=== SUPPLIED MATERIAL ===
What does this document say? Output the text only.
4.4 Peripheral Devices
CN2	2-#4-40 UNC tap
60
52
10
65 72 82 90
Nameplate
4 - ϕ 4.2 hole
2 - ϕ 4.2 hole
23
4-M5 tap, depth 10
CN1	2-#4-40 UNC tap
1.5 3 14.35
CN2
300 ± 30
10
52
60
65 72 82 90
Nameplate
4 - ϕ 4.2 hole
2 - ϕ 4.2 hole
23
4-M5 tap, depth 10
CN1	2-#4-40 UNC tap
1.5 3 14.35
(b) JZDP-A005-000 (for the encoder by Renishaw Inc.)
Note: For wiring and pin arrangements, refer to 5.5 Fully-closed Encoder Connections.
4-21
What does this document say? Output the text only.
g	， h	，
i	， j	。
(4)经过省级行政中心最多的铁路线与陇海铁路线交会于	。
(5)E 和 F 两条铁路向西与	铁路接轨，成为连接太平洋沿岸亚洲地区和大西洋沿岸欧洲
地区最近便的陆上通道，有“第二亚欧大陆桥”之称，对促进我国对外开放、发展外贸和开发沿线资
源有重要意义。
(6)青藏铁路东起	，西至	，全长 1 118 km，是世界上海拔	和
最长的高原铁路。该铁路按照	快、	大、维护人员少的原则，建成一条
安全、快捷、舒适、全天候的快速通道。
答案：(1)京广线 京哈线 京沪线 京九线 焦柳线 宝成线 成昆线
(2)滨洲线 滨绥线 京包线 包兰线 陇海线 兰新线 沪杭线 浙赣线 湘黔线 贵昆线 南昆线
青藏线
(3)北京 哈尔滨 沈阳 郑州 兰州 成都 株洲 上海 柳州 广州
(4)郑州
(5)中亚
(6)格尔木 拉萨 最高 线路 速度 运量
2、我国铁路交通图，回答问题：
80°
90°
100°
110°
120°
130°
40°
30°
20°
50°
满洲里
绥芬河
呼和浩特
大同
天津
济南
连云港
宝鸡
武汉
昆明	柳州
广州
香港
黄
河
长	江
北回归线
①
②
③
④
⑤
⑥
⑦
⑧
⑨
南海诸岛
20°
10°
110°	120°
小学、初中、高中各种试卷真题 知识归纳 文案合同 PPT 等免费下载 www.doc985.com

=== WHAT TO PRODUCE ===
Exactly reproduce every line of the records.

=== RESULT OF THE EXERCISE ===
What does this document say? Output the text only.
4.4 Peripheral Devices
CN2	2-#4-40 UNC tap
60
52
10
65 72 82 90
Nameplate
4 - ϕ 4.2 hole
2 - ϕ 4.2 hole
23
4-M5 tap, depth 10
CN1	2-#4-40 UNC tap
1.5 3 14.35
CN2
300 ± 30
10
52
60
65 72 82 90
Nameplate
4 - ϕ 4.2 hole
2 - ϕ 4.2 hole
23
4-M5 tap, depth 10
CN1	2-#4-40 UNC tap
1.5 3 14.35
(b) JZDP-A005-000 (for the encoder by Renishaw Inc.)
Note: For wiring and pin arrangements, refer to 5.5 Fully-closed Encoder Connections.
4-21
What does this document say? Output the text only.
g	， h	，
i	， j	。
(4)经过省级行政中心最多的铁路线与陇海铁路线交会于	。
(5)E 和 F 两条铁路向西与	铁路接轨，成为连接太平洋沿岸亚洲地区和大西洋沿岸欧洲
地区最近便的陆上通道，有“第二亚欧大陆桥”之称，对促进我国对外开放、发展外贸和开发沿线资
源有重要意义。
(6)青藏铁路东起	，西至	，全长 1 118 km，是世界上海拔	和
最长的高原铁路。该铁路按照	快、	大、维护人员少的原则，建成一条
安全、快捷、舒适、全天候的快速通道。
答案：(1)京广线 京哈线 京沪线 京九线 焦柳线 宝成线 成昆线
(2)滨洲线 滨绥线 京包线 包兰线 陇海线 兰新线 沪杭线 浙赣线 湘黔线 贵昆线 南昆线
青藏线
(3)北京 哈尔滨 沈阳 郑州 兰州 成都 株洲 上海 柳州 广州
(4)郑州
(5)中亚
(6)格尔木 拉萨 最高 线路 速度 运量
2、我国铁路交通图，回答问题：
80°
90°
100°
110°
120°
130°
40°
30°
20°
50°
满洲里
绥芬河
呼和浩特
大同
天津
济南
连云港
宝鸡
武汉
昆明	柳州
广州
香港
黄
河
长	江
北回归线
①
②
③
④
⑤
⑥
⑦
⑧
⑨
南海诸岛
20°
10°
110°	120°
小学、初中、高中各种试卷真题 知识归纳 文案合同 PPT 等免费下载 www.doc985.com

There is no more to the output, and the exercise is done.